▶ [REQUIRED WORK]: Write out the records again, from their first line through the line containing "- gender-male-label: Male: [455, 376, 471, 383]", with both ends included.
+===+
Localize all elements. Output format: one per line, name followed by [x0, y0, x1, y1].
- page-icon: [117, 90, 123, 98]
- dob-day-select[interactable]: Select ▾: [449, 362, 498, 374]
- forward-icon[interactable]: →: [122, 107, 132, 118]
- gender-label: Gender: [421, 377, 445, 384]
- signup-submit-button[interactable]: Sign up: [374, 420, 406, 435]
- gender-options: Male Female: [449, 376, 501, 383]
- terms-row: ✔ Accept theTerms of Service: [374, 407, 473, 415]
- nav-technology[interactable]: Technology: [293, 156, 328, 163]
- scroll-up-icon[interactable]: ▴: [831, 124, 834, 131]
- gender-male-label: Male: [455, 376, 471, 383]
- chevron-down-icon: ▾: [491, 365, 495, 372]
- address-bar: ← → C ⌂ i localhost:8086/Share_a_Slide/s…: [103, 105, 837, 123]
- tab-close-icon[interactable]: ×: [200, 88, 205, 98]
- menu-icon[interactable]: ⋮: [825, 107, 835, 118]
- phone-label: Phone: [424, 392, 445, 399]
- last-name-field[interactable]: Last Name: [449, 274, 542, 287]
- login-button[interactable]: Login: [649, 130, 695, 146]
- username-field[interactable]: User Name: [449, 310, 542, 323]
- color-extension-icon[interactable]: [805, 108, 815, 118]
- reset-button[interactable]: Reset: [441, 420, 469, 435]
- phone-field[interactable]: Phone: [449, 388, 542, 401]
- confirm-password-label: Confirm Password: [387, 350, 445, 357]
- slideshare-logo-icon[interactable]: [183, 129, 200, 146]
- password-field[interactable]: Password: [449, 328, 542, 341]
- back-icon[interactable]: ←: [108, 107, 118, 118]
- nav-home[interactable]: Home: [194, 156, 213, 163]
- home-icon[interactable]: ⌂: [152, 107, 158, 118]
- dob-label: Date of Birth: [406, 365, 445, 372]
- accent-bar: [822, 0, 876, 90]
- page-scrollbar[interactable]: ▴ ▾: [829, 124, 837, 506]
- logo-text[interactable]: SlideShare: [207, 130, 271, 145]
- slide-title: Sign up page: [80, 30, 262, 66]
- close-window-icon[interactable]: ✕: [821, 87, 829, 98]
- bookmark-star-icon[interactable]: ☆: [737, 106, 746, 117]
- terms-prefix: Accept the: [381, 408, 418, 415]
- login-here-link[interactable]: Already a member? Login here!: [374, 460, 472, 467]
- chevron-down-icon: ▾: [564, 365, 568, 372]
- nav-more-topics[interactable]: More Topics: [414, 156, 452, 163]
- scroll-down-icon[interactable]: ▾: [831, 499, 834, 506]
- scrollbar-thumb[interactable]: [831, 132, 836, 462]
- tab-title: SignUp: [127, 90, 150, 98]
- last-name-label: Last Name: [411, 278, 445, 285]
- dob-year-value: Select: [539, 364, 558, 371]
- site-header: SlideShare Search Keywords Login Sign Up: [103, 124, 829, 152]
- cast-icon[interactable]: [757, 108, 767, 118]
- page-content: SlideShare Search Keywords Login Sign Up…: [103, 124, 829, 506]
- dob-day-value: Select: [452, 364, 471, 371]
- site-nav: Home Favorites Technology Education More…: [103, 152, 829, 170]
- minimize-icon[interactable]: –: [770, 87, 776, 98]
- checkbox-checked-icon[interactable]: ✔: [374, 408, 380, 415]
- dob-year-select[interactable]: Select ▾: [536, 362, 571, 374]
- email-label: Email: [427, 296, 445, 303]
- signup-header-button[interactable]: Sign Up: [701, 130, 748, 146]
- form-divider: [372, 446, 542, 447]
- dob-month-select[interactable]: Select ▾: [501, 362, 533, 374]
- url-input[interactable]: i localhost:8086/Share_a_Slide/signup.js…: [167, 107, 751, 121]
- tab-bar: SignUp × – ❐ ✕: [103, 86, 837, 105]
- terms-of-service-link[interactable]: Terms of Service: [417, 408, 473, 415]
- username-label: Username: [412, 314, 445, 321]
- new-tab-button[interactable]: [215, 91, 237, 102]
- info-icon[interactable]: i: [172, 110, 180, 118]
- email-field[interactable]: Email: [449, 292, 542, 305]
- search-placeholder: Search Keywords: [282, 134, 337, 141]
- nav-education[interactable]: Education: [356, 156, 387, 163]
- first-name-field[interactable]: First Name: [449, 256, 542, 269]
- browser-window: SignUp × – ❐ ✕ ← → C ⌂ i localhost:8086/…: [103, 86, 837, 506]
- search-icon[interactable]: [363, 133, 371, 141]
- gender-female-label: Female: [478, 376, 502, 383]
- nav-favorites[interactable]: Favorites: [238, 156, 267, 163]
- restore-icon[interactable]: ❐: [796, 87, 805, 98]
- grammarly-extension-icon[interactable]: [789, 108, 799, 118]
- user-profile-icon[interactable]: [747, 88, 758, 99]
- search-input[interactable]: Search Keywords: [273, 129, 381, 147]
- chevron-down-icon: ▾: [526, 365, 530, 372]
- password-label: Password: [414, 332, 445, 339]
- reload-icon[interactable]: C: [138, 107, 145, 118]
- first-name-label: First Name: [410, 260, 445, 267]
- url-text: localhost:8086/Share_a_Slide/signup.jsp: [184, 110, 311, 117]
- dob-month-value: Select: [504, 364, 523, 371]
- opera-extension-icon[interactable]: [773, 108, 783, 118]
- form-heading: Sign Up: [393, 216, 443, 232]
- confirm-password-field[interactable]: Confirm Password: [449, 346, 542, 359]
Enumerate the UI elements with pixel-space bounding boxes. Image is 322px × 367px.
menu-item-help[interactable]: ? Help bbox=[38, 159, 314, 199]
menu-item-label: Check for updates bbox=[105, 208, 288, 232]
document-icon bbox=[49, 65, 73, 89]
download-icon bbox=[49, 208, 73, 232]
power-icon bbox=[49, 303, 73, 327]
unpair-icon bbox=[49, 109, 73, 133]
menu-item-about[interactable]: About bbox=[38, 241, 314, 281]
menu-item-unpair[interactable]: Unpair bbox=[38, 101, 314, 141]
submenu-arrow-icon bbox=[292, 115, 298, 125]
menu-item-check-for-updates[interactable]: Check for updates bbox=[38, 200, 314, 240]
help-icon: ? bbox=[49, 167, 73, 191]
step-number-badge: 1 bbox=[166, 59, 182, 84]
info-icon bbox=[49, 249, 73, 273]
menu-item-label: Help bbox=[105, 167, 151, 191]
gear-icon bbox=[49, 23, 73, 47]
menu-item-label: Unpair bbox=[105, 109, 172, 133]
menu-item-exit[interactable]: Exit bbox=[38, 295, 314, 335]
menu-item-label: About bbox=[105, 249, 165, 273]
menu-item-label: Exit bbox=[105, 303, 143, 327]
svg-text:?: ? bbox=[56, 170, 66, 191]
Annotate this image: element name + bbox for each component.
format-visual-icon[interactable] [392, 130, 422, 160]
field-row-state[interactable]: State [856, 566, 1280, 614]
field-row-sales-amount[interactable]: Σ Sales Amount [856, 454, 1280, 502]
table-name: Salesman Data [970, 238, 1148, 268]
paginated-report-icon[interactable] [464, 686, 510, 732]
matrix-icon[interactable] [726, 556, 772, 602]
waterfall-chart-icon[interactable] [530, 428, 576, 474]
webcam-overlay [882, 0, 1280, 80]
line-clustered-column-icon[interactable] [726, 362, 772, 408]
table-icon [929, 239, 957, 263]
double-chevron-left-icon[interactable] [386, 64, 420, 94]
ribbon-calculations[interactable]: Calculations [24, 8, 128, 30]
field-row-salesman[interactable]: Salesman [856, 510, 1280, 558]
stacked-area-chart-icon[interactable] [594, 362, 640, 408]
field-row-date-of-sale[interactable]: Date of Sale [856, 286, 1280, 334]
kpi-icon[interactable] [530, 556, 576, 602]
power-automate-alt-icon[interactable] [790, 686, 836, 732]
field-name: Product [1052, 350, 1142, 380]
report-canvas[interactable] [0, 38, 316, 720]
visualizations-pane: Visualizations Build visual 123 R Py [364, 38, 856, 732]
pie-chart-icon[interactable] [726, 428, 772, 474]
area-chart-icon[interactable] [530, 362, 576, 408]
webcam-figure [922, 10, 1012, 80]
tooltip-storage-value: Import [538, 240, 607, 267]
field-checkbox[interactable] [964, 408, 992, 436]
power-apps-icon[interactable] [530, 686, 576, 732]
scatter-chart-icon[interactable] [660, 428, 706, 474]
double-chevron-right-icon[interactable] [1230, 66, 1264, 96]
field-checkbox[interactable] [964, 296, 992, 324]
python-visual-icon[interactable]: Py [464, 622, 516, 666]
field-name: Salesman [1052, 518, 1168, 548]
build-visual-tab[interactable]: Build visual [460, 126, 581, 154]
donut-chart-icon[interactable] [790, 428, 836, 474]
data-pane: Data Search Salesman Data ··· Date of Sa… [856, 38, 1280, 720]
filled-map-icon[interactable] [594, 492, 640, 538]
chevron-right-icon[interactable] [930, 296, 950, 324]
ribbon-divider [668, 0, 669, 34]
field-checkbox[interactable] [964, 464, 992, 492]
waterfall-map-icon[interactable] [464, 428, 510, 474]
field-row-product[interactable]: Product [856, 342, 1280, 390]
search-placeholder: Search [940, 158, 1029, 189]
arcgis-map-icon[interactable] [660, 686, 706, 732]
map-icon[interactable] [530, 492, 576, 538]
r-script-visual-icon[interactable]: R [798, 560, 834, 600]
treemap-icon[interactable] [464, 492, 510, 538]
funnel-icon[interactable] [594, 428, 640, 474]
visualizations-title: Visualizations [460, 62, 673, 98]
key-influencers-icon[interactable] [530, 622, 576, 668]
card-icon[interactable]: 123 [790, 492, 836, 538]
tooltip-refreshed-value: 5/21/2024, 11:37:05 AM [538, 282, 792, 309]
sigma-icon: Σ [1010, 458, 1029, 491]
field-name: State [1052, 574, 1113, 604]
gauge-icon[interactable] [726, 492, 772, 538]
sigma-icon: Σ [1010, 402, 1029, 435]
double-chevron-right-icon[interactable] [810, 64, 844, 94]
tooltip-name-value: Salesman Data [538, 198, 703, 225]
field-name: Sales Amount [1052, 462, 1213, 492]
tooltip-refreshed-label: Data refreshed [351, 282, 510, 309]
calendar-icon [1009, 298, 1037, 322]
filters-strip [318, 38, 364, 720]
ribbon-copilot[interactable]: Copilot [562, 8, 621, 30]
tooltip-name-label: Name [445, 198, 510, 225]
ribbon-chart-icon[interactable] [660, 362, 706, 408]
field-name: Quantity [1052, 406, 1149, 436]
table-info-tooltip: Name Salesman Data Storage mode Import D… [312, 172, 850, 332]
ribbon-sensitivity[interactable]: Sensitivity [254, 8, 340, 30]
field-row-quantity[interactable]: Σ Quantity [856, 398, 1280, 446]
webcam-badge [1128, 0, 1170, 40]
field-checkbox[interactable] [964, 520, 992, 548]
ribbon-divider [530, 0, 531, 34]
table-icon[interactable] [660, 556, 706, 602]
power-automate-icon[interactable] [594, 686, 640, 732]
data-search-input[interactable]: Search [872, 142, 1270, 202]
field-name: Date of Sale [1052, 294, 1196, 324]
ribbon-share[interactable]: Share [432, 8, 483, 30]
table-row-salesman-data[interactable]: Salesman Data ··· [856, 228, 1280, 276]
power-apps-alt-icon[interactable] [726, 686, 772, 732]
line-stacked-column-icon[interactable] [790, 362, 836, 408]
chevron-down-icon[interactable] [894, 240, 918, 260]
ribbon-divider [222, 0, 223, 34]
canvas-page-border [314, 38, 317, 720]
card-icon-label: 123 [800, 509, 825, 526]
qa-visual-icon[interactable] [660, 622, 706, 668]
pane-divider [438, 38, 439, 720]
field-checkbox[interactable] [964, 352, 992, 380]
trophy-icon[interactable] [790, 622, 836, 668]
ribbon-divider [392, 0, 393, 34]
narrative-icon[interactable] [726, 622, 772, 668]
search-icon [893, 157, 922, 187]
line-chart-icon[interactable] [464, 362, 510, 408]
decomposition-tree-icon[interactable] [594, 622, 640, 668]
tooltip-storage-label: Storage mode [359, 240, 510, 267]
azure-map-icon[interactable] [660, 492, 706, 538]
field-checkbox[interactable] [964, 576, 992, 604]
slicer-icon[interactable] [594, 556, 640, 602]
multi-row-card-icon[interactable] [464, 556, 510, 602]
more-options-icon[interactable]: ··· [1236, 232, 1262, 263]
+===+
▶ [OUTPUT FOR THIS TASK]:
Localize all elements. Output format: one per line, name followed by [x0, y0, x1, y1].
- page-icon: [117, 90, 123, 98]
- dob-day-select[interactable]: Select ▾: [449, 362, 498, 374]
- forward-icon[interactable]: →: [122, 107, 132, 118]
- gender-label: Gender: [421, 377, 445, 384]
- signup-submit-button[interactable]: Sign up: [374, 420, 406, 435]
- gender-options: Male Female: [449, 376, 501, 383]
- terms-row: ✔ Accept theTerms of Service: [374, 407, 473, 415]
- nav-technology[interactable]: Technology: [293, 156, 328, 163]
- scroll-up-icon[interactable]: ▴: [831, 124, 834, 131]
- gender-male-label: Male: [455, 376, 471, 383]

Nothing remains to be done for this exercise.